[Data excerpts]
· · ·

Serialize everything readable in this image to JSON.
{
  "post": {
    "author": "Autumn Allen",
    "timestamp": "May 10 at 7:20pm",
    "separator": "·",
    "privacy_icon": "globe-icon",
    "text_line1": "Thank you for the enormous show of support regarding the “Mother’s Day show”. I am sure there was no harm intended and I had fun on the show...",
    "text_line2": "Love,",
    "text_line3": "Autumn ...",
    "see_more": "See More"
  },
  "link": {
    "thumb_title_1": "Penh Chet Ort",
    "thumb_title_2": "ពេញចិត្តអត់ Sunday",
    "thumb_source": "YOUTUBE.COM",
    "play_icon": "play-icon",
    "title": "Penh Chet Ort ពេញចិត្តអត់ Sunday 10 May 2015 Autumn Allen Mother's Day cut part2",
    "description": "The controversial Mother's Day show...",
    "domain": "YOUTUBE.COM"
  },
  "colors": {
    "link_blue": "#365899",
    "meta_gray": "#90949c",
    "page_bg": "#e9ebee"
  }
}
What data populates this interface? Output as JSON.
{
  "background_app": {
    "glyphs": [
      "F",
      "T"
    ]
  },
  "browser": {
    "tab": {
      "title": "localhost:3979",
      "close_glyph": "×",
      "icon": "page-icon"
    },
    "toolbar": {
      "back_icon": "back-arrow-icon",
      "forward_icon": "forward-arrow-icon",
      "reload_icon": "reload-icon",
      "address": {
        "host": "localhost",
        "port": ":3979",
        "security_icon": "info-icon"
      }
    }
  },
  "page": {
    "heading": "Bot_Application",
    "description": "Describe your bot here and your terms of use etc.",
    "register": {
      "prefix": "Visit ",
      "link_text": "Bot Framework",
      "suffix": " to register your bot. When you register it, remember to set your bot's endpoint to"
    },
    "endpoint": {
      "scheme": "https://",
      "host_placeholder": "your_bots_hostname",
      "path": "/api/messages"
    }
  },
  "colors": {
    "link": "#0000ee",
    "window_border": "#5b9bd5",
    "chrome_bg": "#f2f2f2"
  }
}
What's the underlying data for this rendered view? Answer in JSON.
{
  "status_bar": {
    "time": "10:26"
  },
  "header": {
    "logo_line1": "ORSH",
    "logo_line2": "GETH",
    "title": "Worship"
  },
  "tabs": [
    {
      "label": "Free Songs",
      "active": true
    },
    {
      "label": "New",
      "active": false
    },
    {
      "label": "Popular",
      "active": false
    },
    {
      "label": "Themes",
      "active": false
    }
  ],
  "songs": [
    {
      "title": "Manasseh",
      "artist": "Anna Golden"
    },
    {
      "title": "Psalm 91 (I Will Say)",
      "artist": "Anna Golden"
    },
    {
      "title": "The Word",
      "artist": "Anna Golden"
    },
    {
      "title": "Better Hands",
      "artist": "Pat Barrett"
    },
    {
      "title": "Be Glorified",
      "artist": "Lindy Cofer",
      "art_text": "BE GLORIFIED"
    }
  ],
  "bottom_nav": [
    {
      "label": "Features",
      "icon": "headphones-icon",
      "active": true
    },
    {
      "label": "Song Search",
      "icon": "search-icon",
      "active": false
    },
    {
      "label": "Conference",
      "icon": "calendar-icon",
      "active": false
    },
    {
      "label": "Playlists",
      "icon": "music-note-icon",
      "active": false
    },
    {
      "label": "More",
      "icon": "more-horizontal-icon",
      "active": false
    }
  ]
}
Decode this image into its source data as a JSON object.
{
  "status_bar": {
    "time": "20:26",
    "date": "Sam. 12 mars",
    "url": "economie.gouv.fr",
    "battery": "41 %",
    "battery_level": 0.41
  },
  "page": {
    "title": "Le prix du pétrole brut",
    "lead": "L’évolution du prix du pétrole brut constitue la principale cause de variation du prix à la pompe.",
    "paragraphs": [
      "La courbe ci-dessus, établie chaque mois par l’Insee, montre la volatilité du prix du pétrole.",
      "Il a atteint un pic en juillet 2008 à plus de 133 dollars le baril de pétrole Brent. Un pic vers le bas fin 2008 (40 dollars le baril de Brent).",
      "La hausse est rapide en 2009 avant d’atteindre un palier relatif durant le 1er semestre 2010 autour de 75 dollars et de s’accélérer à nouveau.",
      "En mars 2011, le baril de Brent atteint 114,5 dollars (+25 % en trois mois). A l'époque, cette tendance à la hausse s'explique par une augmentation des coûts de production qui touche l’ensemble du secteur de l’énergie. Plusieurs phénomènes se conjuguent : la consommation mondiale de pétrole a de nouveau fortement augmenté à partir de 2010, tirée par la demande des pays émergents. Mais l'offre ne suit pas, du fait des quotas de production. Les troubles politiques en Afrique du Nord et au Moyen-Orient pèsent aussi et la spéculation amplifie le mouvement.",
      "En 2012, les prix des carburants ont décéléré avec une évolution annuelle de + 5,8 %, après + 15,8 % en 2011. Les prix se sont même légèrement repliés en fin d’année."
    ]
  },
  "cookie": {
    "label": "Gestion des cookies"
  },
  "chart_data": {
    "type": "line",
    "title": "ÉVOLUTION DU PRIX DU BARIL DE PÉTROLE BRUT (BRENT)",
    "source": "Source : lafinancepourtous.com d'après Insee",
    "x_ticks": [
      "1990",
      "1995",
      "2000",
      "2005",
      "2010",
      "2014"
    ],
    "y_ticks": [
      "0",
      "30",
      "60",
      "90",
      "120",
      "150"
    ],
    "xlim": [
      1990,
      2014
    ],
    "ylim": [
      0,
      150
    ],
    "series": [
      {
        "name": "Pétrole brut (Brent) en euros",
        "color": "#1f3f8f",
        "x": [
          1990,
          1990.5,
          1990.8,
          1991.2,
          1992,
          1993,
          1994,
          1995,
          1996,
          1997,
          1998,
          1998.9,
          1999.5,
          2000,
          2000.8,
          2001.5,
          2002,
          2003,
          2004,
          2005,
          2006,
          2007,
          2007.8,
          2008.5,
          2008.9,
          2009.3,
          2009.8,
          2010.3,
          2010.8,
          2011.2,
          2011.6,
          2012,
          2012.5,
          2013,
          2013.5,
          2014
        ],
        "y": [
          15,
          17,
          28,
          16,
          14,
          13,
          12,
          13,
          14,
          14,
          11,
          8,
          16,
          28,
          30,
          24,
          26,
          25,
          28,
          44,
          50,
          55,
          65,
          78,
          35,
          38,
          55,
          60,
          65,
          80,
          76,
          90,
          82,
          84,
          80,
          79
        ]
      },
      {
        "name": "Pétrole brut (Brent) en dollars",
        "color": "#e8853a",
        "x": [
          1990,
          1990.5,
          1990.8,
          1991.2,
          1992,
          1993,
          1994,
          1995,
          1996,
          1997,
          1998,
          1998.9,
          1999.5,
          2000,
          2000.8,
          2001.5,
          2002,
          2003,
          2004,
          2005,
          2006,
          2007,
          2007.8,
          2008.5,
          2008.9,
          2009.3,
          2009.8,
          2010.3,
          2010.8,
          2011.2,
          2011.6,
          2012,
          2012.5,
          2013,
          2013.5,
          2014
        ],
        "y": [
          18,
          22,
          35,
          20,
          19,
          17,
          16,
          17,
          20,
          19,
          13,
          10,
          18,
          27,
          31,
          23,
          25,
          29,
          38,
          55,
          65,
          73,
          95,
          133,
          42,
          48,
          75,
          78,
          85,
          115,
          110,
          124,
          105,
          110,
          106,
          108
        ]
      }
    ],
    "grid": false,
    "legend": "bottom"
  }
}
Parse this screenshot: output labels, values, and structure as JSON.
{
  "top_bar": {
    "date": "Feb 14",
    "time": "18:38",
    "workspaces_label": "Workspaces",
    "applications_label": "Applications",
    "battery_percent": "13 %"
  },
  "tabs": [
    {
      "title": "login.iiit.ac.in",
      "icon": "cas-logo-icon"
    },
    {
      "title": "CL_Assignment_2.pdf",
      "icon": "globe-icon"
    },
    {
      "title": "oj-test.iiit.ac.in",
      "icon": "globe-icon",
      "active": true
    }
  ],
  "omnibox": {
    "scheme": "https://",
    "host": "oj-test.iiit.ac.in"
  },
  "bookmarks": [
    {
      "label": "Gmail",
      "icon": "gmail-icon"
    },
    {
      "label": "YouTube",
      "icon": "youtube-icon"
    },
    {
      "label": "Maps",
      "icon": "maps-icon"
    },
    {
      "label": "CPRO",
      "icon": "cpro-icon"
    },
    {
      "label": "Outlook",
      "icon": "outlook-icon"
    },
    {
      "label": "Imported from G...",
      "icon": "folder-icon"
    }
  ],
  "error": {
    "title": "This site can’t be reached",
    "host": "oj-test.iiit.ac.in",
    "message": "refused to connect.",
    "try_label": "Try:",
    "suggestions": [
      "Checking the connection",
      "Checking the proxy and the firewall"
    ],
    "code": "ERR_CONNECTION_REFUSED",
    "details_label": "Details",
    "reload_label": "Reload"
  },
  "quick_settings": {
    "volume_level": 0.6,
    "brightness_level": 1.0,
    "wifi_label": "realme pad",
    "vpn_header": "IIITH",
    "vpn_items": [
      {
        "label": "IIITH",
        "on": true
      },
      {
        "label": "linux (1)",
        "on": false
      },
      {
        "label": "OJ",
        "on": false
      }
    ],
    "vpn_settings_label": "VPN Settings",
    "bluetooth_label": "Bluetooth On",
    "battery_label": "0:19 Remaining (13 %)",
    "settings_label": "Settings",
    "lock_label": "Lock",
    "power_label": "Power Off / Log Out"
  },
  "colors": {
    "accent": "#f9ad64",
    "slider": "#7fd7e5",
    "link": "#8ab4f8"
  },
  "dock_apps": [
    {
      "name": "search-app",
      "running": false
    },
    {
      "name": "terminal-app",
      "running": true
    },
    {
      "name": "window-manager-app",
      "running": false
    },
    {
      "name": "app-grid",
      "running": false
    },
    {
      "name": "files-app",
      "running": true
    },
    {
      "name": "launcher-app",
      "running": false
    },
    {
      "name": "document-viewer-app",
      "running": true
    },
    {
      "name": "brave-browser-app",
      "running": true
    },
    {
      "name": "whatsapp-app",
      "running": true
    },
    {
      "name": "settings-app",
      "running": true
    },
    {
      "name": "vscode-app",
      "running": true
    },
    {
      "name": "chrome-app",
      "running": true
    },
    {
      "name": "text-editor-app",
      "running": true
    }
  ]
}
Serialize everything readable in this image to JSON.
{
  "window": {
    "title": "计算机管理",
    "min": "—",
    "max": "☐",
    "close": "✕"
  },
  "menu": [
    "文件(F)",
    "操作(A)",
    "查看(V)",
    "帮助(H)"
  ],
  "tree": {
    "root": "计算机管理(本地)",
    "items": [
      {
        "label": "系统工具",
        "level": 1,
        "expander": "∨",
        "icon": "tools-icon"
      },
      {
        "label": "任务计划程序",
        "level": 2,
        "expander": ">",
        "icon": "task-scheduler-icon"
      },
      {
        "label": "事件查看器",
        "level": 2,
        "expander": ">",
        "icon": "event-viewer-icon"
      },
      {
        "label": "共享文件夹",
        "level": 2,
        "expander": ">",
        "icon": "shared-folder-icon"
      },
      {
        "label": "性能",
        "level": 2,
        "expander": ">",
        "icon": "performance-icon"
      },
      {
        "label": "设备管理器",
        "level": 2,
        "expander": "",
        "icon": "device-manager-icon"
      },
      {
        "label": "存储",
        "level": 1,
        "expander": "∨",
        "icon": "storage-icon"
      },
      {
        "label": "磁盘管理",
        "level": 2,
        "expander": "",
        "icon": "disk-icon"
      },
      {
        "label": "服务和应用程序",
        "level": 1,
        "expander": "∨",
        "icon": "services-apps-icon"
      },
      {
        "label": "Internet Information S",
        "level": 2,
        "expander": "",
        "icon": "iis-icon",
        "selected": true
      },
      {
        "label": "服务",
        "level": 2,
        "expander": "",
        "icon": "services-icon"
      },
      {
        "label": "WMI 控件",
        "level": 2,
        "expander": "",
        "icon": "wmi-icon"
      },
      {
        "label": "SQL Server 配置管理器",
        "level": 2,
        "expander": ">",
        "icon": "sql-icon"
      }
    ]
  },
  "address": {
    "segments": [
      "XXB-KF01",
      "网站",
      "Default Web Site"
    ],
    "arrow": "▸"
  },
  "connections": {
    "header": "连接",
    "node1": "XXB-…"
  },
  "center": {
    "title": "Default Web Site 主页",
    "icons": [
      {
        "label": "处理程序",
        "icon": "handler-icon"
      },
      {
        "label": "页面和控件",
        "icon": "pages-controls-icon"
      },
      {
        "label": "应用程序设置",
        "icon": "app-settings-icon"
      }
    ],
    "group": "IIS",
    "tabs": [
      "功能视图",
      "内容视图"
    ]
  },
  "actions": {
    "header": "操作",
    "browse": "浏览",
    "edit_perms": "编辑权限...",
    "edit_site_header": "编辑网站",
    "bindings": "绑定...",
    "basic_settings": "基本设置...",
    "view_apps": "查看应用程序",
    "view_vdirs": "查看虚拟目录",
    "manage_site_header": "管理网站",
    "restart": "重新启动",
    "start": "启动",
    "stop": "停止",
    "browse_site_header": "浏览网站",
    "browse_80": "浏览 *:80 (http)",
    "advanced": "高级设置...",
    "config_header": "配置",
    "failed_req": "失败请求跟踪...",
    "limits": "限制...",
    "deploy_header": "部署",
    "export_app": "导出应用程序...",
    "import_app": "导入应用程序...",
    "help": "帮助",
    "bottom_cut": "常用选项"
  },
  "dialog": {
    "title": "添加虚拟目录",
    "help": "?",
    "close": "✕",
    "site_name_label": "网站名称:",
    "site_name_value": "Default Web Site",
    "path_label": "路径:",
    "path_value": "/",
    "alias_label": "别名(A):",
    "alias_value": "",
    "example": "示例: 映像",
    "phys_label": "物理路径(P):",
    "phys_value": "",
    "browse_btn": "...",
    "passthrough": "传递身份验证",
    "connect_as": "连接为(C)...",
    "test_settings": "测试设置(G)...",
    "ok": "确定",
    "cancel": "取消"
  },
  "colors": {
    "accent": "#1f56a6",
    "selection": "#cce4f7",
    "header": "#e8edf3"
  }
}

· · ·

• Task directions: Identify the lines in the entries that hold "Allen" and return each one.

• Response below:
    "author": "Autumn Allen",
    "title": "Penh Chet Ort ពេញចិត្តអត់ Sunday 10 May 2015 Autumn Allen Mother's Day cut part2",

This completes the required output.